(Source data)
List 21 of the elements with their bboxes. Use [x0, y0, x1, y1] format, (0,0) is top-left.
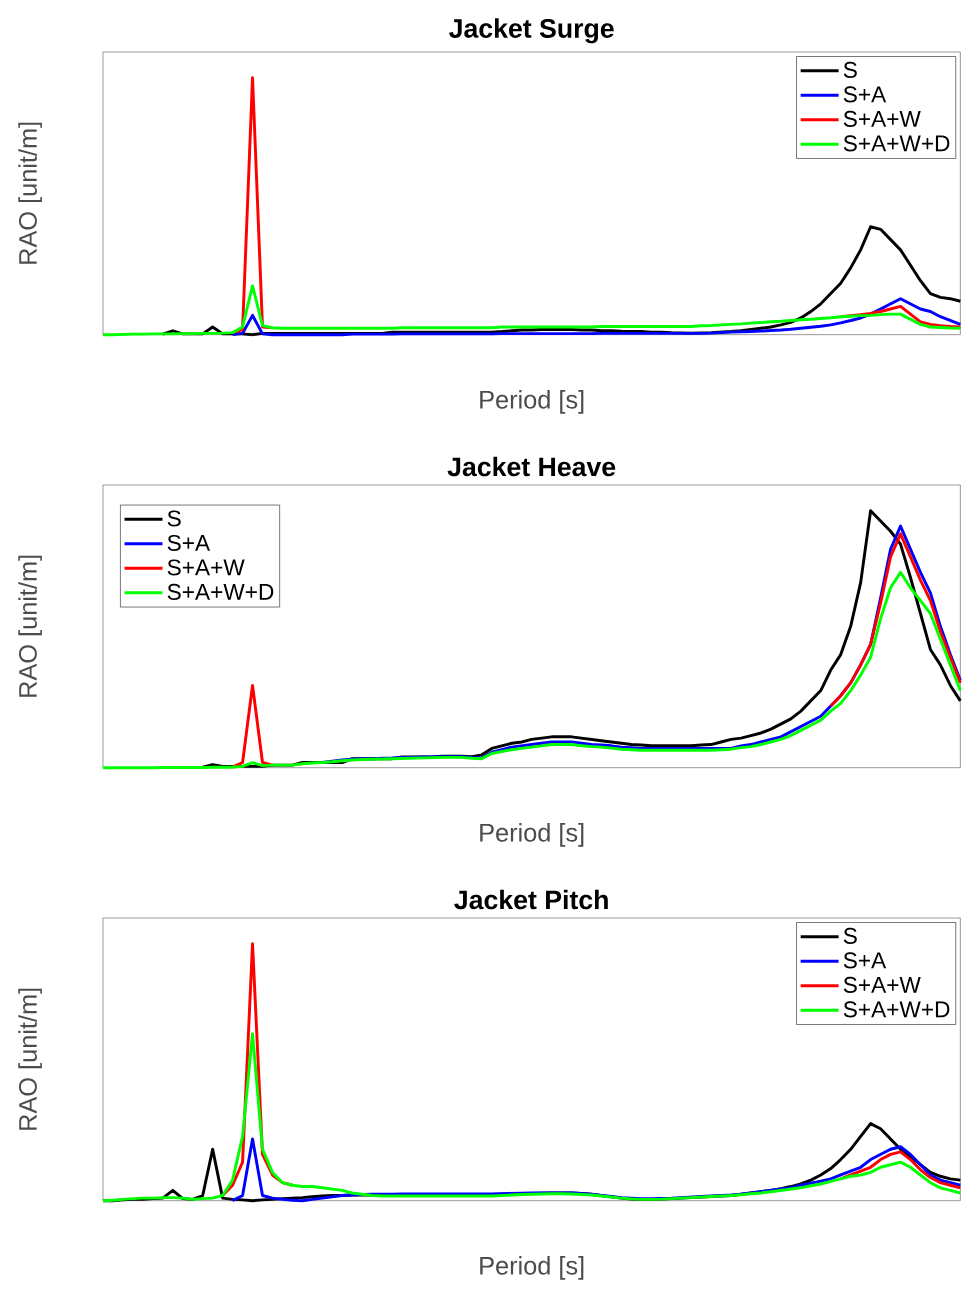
chart-title: Jacket Pitch: [454, 889, 608, 910]
legend-label: S+A+W+D: [843, 1001, 950, 1018]
legend-label: S+A: [843, 86, 887, 103]
legend-label: S: [167, 510, 181, 527]
x-axis-title: Period [s]: [480, 823, 584, 847]
legend-label: S+A+W: [843, 110, 921, 127]
x-axis-title: Period [s]: [480, 390, 584, 414]
legend-label: S+A+W+D: [167, 583, 274, 600]
legend-label: S+A: [167, 534, 211, 551]
legend-label: S+A: [843, 952, 887, 969]
legend-label: S+A+W: [843, 976, 921, 993]
legend-label: S+A+W+D: [843, 135, 950, 152]
legend-label: S: [843, 61, 857, 78]
chart-title: Jacket Heave: [447, 456, 616, 477]
y-axis-title: RAO [unit/m]: [18, 122, 42, 264]
y-axis-title: RAO [unit/m]: [18, 555, 42, 697]
chart-title: Jacket Surge: [449, 18, 614, 44]
legend-label: S: [843, 927, 857, 944]
x-axis-title: Period [s]: [480, 1256, 584, 1280]
legend-label: S+A+W: [167, 559, 245, 576]
y-axis-title: RAO [unit/m]: [18, 988, 42, 1130]
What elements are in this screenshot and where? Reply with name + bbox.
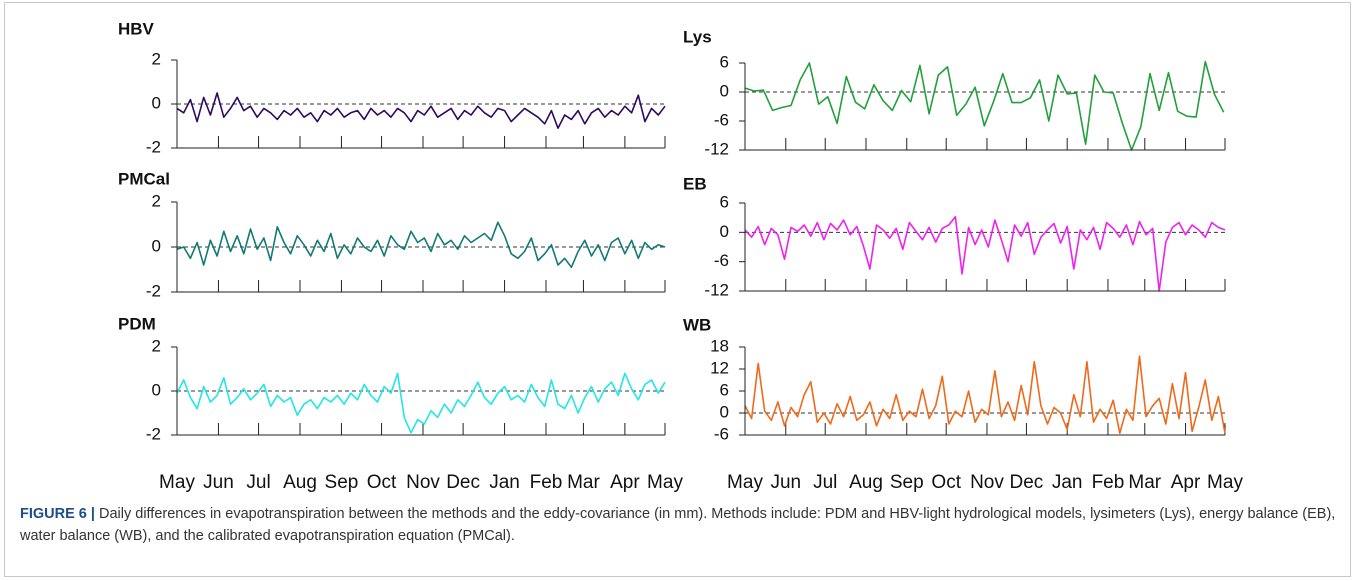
x-tick-label: Sep (325, 472, 359, 493)
y-tick-label: -2 (146, 137, 161, 156)
x-tick-label: Sep (890, 472, 924, 493)
y-tick-label: -2 (146, 424, 161, 443)
y-tick-label: -6 (714, 251, 729, 270)
y-tick-label: -12 (704, 139, 729, 158)
y-tick-label: 0 (720, 402, 729, 421)
y-tick-label: 18 (710, 336, 729, 355)
x-tick-label: Oct (931, 472, 961, 493)
y-tick-label: 0 (152, 380, 161, 399)
x-tick-label: Jul (246, 472, 270, 493)
caption-text: Daily differences in evapotranspiration … (20, 506, 1336, 544)
y-tick-label: 6 (720, 52, 729, 71)
x-tick-label: Nov (406, 472, 440, 493)
x-tick-label: Jan (1052, 472, 1083, 493)
panel-title: Lys (683, 27, 712, 46)
x-tick-label: Jan (489, 472, 520, 493)
y-tick-label: 2 (152, 336, 161, 355)
panel-title: PMCal (118, 169, 170, 188)
x-tick-label: Mar (567, 472, 600, 493)
data-line (176, 221, 666, 269)
y-tick-label: 2 (152, 49, 161, 68)
y-tick-label: -2 (146, 281, 161, 300)
data-line (176, 372, 666, 434)
data-line (744, 215, 1226, 292)
data-line (744, 60, 1225, 151)
panel-title: PDM (118, 314, 156, 333)
x-tick-label: Aug (849, 472, 883, 493)
y-tick-label: 0 (152, 236, 161, 255)
data-line (176, 92, 666, 129)
y-tick-label: 0 (720, 81, 729, 100)
caption-label: FIGURE 6 | (20, 506, 95, 522)
x-tick-label: Dec (446, 472, 480, 493)
x-tick-label: May (1207, 472, 1243, 493)
chart: HBV -2 0 2 PMCal -2 0 2 PDM -2 0 2 May Jun Jul Aug Sep Oc… (118, 19, 1243, 493)
y-tick-label: 2 (152, 191, 161, 210)
y-tick-label: -6 (714, 424, 729, 443)
x-tick-label: Aug (283, 472, 317, 493)
y-tick-label: 6 (720, 192, 729, 211)
y-tick-label: 0 (152, 93, 161, 112)
x-tick-label: Jun (770, 472, 801, 493)
x-tick-label: Apr (610, 472, 640, 493)
x-tick-label: Feb (530, 472, 563, 493)
x-tick-label: Mar (1128, 472, 1161, 493)
x-tick-label: Dec (1010, 472, 1044, 493)
y-tick-label: 0 (720, 222, 729, 241)
panel-title: WB (683, 315, 711, 334)
panel-title: HBV (118, 19, 155, 38)
x-tick-label: Jul (813, 472, 837, 493)
caption: FIGURE 6 | Daily differences in evapotra… (20, 503, 1340, 547)
figure-frame (4, 2, 1351, 577)
x-tick-label: Apr (1171, 472, 1201, 493)
x-tick-label: Oct (367, 472, 397, 493)
panel-title: EB (683, 174, 707, 193)
x-tick-label: May (727, 472, 763, 493)
x-tick-label: Feb (1092, 472, 1125, 493)
y-tick-label: -12 (704, 280, 729, 299)
x-tick-label: Jun (203, 472, 234, 493)
y-tick-label: 6 (720, 380, 729, 399)
y-tick-label: -6 (714, 110, 729, 129)
x-tick-label: May (159, 472, 195, 493)
x-tick-label: May (647, 472, 683, 493)
data-line (744, 355, 1226, 434)
x-tick-label: Nov (970, 472, 1004, 493)
y-tick-label: 12 (710, 358, 729, 377)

**Exercise objective:**
Can you output every line of the source data above as a numbered list, skipping blank lines and leaving the pictures out?

**Answer:**
1. List 21 of the elements with their bboxes. Use [x0, y0, x1, y1] format, (0,0) is top-left.
2. chart-title: Jacket Pitch: [454, 889, 608, 910]
3. legend-label: S+A+W+D: [843, 1001, 950, 1018]
4. legend-label: S+A: [843, 86, 887, 103]
5. legend-label: S: [167, 510, 181, 527]
6. x-axis-title: Period [s]: [480, 823, 584, 847]
7. legend-label: S+A+W: [843, 110, 921, 127]
8. x-axis-title: Period [s]: [480, 390, 584, 414]
9. legend-label: S+A+W+D: [167, 583, 274, 600]
10. legend-label: S+A: [167, 534, 211, 551]
11. legend-label: S+A: [843, 952, 887, 969]
12. legend-label: S+A+W: [843, 976, 921, 993]
13. legend-label: S+A+W+D: [843, 135, 950, 152]
14. legend-label: S: [843, 61, 857, 78]
15. chart-title: Jacket Heave: [447, 456, 616, 477]
16. y-axis-title: RAO [unit/m]: [18, 122, 42, 264]
17. y-axis-title: RAO [unit/m]: [18, 555, 42, 697]
18. chart-title: Jacket Surge: [449, 18, 614, 44]
19. legend-label: S: [843, 927, 857, 944]
20. x-axis-title: Period [s]: [480, 1256, 584, 1280]
21. legend-label: S+A+W: [167, 559, 245, 576]
22. y-axis-title: RAO [unit/m]: [18, 988, 42, 1130]
23. What elements are in this screenshot and where? Reply with name + bbox.
24. x-tick-label: Sep (325, 472, 359, 493)
25. y-tick-label: -2 (146, 137, 161, 156)
26. x-tick-label: Sep (890, 472, 924, 493)
27. y-tick-label: -2 (146, 424, 161, 443)
28. y-tick-label: -6 (714, 251, 729, 270)
29. y-tick-label: -12 (704, 139, 729, 158)
30. y-tick-label: 0 (720, 402, 729, 421)
31. y-tick-label: 18 (710, 336, 729, 355)
32. x-tick-label: Oct (931, 472, 961, 493)
33. y-tick-label: 0 (152, 380, 161, 399)
34. x-tick-label: Jul (246, 472, 270, 493)
35. caption-text: Daily differences in evapotranspiration … (20, 506, 1336, 544)
36. y-tick-label: 6 (720, 52, 729, 71)
37. x-tick-label: Nov (406, 472, 440, 493)
38. x-tick-label: Jan (1052, 472, 1083, 493)
39. panel-title: Lys (683, 27, 712, 46)
40. x-tick-label: Jan (489, 472, 520, 493)
41. y-tick-label: 2 (152, 336, 161, 355)
42. panel-title: PMCal (118, 169, 170, 188)
43. x-tick-label: Mar (567, 472, 600, 493)
44. data-line (176, 221, 666, 269)
45. y-tick-label: 2 (152, 49, 161, 68)
46. y-tick-label: -2 (146, 281, 161, 300)
47. data-line (176, 372, 666, 434)
48. data-line (744, 215, 1226, 292)
49. data-line (744, 60, 1225, 151)
50. panel-title: PDM (118, 314, 156, 333)
51. x-tick-label: Aug (849, 472, 883, 493)
52. y-tick-label: 0 (152, 236, 161, 255)
53. data-line (176, 92, 666, 129)
54. y-tick-label: 0 (720, 81, 729, 100)
55. caption-label: FIGURE 6 | (20, 506, 95, 522)
56. x-tick-label: Dec (446, 472, 480, 493)
57. x-tick-label: May (1207, 472, 1243, 493)
58. chart: HBV -2 0 2 PMCal -2 0 2 PDM -2 0 2 May Jun Jul Aug Sep Oc… (118, 19, 1243, 493)
59. y-tick-label: 2 (152, 191, 161, 210)
60. y-tick-label: -6 (714, 424, 729, 443)
61. x-tick-label: Aug (283, 472, 317, 493)
62. y-tick-label: 6 (720, 192, 729, 211)
63. y-tick-label: 0 (152, 93, 161, 112)
64. x-tick-label: Jun (770, 472, 801, 493)
65. x-tick-label: Apr (610, 472, 640, 493)
66. x-tick-label: Feb (530, 472, 563, 493)
67. x-tick-label: Mar (1128, 472, 1161, 493)
68. x-tick-label: Dec (1010, 472, 1044, 493)
69. y-tick-label: 0 (720, 222, 729, 241)
70. panel-title: WB (683, 315, 711, 334)
71. panel-title: HBV (118, 19, 155, 38)
72. x-tick-label: Jul (813, 472, 837, 493)
73. caption: FIGURE 6 | Daily differences in evapotra… (20, 503, 1340, 547)
74. figure-frame (4, 2, 1351, 577)
75. x-tick-label: Apr (1171, 472, 1201, 493)
76. x-tick-label: Oct (367, 472, 397, 493)
77. panel-title: EB (683, 174, 707, 193)
78. x-tick-label: May (727, 472, 763, 493)
79. x-tick-label: Feb (1092, 472, 1125, 493)
80. y-tick-label: -12 (704, 280, 729, 299)
81. x-tick-label: Jun (203, 472, 234, 493)
82. y-tick-label: 6 (720, 380, 729, 399)
83. y-tick-label: -6 (714, 110, 729, 129)
84. x-tick-label: May (159, 472, 195, 493)
85. x-tick-label: May (647, 472, 683, 493)
86. data-line (744, 355, 1226, 434)
87. x-tick-label: Nov (970, 472, 1004, 493)
88. y-tick-label: 12 (710, 358, 729, 377)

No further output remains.